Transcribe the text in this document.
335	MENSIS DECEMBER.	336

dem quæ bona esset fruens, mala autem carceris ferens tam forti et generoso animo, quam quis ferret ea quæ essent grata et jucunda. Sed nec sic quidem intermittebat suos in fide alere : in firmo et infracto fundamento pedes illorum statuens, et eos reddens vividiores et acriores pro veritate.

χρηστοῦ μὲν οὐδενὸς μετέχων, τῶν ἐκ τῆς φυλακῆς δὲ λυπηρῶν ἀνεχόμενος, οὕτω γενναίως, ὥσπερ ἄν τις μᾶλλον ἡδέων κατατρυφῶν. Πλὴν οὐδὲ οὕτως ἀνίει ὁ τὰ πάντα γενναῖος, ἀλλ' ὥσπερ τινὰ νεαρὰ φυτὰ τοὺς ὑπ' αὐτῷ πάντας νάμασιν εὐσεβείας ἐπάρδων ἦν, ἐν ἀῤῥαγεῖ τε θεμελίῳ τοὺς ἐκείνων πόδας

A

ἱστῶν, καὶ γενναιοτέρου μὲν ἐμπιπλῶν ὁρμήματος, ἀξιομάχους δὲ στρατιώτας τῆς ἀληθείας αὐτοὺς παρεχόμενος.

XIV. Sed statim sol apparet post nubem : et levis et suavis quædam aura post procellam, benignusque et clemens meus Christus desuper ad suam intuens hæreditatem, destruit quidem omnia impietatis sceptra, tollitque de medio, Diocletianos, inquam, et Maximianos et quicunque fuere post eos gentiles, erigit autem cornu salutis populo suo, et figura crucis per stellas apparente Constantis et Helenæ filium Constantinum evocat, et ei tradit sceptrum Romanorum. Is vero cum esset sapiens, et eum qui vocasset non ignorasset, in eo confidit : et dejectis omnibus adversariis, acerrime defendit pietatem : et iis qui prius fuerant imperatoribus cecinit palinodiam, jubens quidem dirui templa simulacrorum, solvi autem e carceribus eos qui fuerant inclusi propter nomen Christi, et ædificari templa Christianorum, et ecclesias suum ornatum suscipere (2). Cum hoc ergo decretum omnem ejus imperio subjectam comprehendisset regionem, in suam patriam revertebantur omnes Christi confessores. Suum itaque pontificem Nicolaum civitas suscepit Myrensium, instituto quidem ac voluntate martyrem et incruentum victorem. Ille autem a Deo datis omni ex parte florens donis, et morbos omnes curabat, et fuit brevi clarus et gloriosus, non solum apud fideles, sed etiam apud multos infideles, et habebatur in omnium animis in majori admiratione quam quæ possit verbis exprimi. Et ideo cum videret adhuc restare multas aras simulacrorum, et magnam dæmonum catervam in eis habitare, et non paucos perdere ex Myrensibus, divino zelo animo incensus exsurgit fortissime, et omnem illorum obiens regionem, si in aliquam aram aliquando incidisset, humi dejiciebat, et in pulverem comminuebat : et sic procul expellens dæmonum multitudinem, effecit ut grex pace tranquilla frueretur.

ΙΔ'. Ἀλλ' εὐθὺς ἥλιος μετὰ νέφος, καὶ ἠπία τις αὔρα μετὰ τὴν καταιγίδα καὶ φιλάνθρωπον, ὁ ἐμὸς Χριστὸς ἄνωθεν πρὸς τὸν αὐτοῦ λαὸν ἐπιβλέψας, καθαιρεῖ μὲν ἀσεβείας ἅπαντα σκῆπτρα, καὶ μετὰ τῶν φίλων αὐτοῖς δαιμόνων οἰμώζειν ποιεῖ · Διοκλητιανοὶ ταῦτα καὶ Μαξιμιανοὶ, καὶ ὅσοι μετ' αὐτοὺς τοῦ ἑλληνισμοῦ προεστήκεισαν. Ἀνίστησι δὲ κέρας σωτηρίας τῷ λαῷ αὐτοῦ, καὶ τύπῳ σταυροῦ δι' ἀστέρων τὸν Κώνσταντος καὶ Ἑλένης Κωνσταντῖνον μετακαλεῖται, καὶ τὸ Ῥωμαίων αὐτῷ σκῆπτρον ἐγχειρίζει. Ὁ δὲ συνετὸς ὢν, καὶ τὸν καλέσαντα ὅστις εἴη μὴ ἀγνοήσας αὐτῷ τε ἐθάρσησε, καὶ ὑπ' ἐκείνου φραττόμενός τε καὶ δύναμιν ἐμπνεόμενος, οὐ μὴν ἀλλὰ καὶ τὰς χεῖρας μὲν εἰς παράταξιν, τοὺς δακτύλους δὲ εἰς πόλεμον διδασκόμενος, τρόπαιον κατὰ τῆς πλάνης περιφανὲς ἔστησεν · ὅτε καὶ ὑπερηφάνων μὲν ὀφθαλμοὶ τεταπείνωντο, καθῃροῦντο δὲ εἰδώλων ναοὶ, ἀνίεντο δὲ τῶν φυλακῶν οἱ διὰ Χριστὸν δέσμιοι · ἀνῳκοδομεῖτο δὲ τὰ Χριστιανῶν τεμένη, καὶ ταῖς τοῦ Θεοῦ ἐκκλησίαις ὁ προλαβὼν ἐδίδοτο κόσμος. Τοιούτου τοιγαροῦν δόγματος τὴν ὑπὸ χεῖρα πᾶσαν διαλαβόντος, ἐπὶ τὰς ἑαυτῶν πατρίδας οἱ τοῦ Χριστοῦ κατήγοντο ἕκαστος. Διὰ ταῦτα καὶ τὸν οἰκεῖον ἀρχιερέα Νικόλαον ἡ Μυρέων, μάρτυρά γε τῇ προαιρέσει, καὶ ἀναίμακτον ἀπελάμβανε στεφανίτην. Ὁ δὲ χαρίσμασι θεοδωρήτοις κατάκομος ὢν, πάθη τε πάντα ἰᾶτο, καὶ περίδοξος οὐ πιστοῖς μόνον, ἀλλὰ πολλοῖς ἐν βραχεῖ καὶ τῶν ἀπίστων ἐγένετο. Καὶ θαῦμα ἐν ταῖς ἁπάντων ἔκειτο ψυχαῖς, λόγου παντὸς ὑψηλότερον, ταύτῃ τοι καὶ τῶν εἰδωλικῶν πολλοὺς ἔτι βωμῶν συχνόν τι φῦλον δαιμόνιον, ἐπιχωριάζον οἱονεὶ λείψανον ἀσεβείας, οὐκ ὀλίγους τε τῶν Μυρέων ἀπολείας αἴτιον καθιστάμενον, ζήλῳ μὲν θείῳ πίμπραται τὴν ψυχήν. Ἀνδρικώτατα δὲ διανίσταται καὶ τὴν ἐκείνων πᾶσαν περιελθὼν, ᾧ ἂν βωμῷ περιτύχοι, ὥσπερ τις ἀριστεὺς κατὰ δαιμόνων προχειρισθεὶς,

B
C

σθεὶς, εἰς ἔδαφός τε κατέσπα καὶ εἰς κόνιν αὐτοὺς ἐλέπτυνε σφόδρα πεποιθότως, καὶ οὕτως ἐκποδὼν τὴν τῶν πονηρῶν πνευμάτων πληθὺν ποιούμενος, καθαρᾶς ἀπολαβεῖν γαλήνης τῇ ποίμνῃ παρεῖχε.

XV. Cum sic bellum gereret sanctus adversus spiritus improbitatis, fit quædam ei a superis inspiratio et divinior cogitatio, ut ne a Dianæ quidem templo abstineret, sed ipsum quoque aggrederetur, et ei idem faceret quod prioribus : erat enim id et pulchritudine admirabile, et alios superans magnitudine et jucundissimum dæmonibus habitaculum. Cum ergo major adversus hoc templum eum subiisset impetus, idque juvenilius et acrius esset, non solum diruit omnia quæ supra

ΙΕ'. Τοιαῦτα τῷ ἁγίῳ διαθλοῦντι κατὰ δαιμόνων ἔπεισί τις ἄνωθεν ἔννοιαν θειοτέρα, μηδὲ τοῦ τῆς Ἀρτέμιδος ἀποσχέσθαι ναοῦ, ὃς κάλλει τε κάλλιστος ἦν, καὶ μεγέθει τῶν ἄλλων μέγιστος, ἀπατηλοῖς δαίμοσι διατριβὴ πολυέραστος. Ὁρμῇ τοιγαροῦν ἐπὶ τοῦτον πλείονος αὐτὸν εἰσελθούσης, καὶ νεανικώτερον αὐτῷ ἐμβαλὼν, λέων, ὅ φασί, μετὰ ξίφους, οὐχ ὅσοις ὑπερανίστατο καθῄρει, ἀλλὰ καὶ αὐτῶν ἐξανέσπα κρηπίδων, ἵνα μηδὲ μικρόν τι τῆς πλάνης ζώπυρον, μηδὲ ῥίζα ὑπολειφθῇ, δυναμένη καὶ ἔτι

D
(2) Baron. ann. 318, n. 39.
+ + + + +
→ **TASK**
Report each line in the preceding entries that holds the string "οὕτως".

→ **COMPLETE ANSWER**
χρηστοῦ μὲν οὐδενὸς μετέχων, τῶν ἐκ τῆς φυλακῆς δὲ λυπηρῶν ἀνεχόμενος, οὕτω γενναίως, ὥσπερ ἄν τις μᾶλλον ἡδέων κατατρυφῶν. Πλὴν οὐδὲ οὕτως ἀνίει ὁ τὰ πάντα γενναῖος, ἀλλ' ὥσπερ τινὰ νεαρὰ φυτὰ τοὺς ὑπ' αὐτῷ πάντας νάμασιν εὐσεβείας ἐπάρδων ἦν, ἐν ἀῤῥαγεῖ τε θεμελίῳ τοὺς ἐκείνων πόδας
σθεὶς, εἰς ἔδαφός τε κατέσπα καὶ εἰς κόνιν αὐτοὺς ἐλέπτυνε σφόδρα πεποιθότως, καὶ οὕτως ἐκποδὼν τὴν τῶν πονηρῶν πνευμάτων πληθὺν ποιούμενος, καθαρᾶς ἀπολαβεῖν γαλήνης τῇ ποίμνῃ παρεῖχε.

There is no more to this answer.